What is expected —
Copy each line exactly. Leave nothing out.

(Dataset listings of figures)
---
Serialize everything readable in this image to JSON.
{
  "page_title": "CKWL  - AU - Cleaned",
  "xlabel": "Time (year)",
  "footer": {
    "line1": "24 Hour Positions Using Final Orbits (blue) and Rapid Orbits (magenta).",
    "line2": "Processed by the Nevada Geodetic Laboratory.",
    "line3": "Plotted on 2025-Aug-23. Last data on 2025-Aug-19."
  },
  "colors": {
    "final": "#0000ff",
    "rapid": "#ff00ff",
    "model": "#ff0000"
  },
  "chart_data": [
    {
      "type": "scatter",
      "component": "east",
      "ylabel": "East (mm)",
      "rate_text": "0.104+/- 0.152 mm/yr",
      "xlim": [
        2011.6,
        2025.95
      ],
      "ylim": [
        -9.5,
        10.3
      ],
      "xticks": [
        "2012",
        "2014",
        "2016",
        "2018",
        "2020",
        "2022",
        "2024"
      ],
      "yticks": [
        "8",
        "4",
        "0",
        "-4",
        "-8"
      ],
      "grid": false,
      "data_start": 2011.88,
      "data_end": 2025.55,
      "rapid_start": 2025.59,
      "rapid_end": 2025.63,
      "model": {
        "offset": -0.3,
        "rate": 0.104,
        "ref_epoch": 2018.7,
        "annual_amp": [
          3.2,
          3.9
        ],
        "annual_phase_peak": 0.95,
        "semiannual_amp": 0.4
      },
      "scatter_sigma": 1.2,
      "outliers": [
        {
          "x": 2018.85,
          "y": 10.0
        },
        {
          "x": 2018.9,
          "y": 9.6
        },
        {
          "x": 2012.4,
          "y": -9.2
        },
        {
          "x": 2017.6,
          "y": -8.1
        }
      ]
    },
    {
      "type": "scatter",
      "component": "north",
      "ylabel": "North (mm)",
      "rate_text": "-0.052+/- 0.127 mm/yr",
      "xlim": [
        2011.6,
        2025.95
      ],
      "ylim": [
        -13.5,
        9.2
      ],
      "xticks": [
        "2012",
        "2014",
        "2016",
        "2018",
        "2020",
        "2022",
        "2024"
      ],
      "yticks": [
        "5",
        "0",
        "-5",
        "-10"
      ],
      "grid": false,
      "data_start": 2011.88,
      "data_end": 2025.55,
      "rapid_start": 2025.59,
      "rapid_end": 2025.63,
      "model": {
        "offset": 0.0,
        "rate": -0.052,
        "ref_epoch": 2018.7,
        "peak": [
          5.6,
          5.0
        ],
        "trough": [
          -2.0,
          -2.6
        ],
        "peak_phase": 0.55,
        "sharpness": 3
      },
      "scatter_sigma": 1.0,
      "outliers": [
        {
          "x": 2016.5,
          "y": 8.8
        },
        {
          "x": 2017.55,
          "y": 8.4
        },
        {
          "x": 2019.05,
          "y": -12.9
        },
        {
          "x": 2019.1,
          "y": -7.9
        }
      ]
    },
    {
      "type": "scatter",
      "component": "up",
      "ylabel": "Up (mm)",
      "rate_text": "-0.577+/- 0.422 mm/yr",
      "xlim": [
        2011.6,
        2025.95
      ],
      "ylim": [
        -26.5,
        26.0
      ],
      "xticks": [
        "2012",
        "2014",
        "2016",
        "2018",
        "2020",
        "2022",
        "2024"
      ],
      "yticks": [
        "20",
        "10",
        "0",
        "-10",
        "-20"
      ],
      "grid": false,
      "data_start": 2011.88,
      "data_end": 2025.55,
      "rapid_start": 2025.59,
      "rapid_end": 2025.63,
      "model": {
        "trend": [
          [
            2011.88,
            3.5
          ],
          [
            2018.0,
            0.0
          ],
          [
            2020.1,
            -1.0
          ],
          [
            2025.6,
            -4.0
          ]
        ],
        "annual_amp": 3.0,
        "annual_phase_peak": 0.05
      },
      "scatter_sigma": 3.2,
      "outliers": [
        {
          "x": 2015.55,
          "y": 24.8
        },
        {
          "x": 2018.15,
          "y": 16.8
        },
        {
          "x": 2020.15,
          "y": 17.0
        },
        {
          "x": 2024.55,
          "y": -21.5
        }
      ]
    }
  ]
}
---
Exercise result —
Serialize everything readable in this image to JSON.
{
  "page_title": "CKWL  - AU - Cleaned",
  "xlabel": "Time (year)",
  "footer": {
    "line1": "24 Hour Positions Using Final Orbits (blue) and Rapid Orbits (magenta).",
    "line2": "Processed by the Nevada Geodetic Laboratory.",
    "line3": "Plotted on 2025-Aug-23. Last data on 2025-Aug-19."
  },
  "colors": {
    "final": "#0000ff",
    "rapid": "#ff00ff",
    "model": "#ff0000"
  },
  "chart_data": [
    {
      "type": "scatter",
      "component": "east",
      "ylabel": "East (mm)",
      "rate_text": "0.104+/- 0.152 mm/yr",
      "xlim": [
        2011.6,
        2025.95
      ],
      "ylim": [
        -9.5,
        10.3
      ],
      "xticks": [
        "2012",
        "2014",
        "2016",
        "2018",
        "2020",
        "2022",
        "2024"
      ],
      "yticks": [
        "8",
        "4",
        "0",
        "-4",
        "-8"
      ],
      "grid": false,
      "data_start": 2011.88,
      "data_end": 2025.55,
      "rapid_start": 2025.59,
      "rapid_end": 2025.63,
      "model": {
        "offset": -0.3,
        "rate": 0.104,
        "ref_epoch": 2018.7,
        "annual_amp": [
          3.2,
          3.9
        ],
        "annual_phase_peak": 0.95,
        "semiannual_amp": 0.4
      },
      "scatter_sigma": 1.2,
      "outliers": [
        {
          "x": 2018.85,
          "y": 10.0
        },
        {
          "x": 2018.9,
          "y": 9.6
        },
        {
          "x": 2012.4,
          "y": -9.2
        },
        {
          "x": 2017.6,
          "y": -8.1
        }
      ]
    },
    {
      "type": "scatter",
      "component": "north",
      "ylabel": "North (mm)",
      "rate_text": "-0.052+/- 0.127 mm/yr",
      "xlim": [
        2011.6,
        2025.95
      ],
      "ylim": [
        -13.5,
        9.2
      ],
      "xticks": [
        "2012",
        "2014",
        "2016",
        "2018",
        "2020",
        "2022",
        "2024"
      ],
      "yticks": [
        "5",
        "0",
        "-5",
        "-10"
      ],
      "grid": false,
      "data_start": 2011.88,
      "data_end": 2025.55,
      "rapid_start": 2025.59,
      "rapid_end": 2025.63,
      "model": {
        "offset": 0.0,
        "rate": -0.052,
        "ref_epoch": 2018.7,
        "peak": [
          5.6,
          5.0
        ],
        "trough": [
          -2.0,
          -2.6
        ],
        "peak_phase": 0.55,
        "sharpness": 3
      },
      "scatter_sigma": 1.0,
      "outliers": [
        {
          "x": 2016.5,
          "y": 8.8
        },
        {
          "x": 2017.55,
          "y": 8.4
        },
        {
          "x": 2019.05,
          "y": -12.9
        },
        {
          "x": 2019.1,
          "y": -7.9
        }
      ]
    },
    {
      "type": "scatter",
      "component": "up",
      "ylabel": "Up (mm)",
      "rate_text": "-0.577+/- 0.422 mm/yr",
      "xlim": [
        2011.6,
        2025.95
      ],
      "ylim": [
        -26.5,
        26.0
      ],
      "xticks": [
        "2012",
        "2014",
        "2016",
        "2018",
        "2020",
        "2022",
        "2024"
      ],
      "yticks": [
        "20",
        "10",
        "0",
        "-10",
        "-20"
      ],
      "grid": false,
      "data_start": 2011.88,
      "data_end": 2025.55,
      "rapid_start": 2025.59,
      "rapid_end": 2025.63,
      "model": {
        "trend": [
          [
            2011.88,
            3.5
          ],
          [
            2018.0,
            0.0
          ],
          [
            2020.1,
            -1.0
          ],
          [
            2025.6,
            -4.0
          ]
        ],
        "annual_amp": 3.0,
        "annual_phase_peak": 0.05
      },
      "scatter_sigma": 3.2,
      "outliers": [
        {
          "x": 2015.55,
          "y": 24.8
        },
        {
          "x": 2018.15,
          "y": 16.8
        },
        {
          "x": 2020.15,
          "y": 17.0
        },
        {
          "x": 2024.55,
          "y": -21.5
        }
      ]
    }
  ]
}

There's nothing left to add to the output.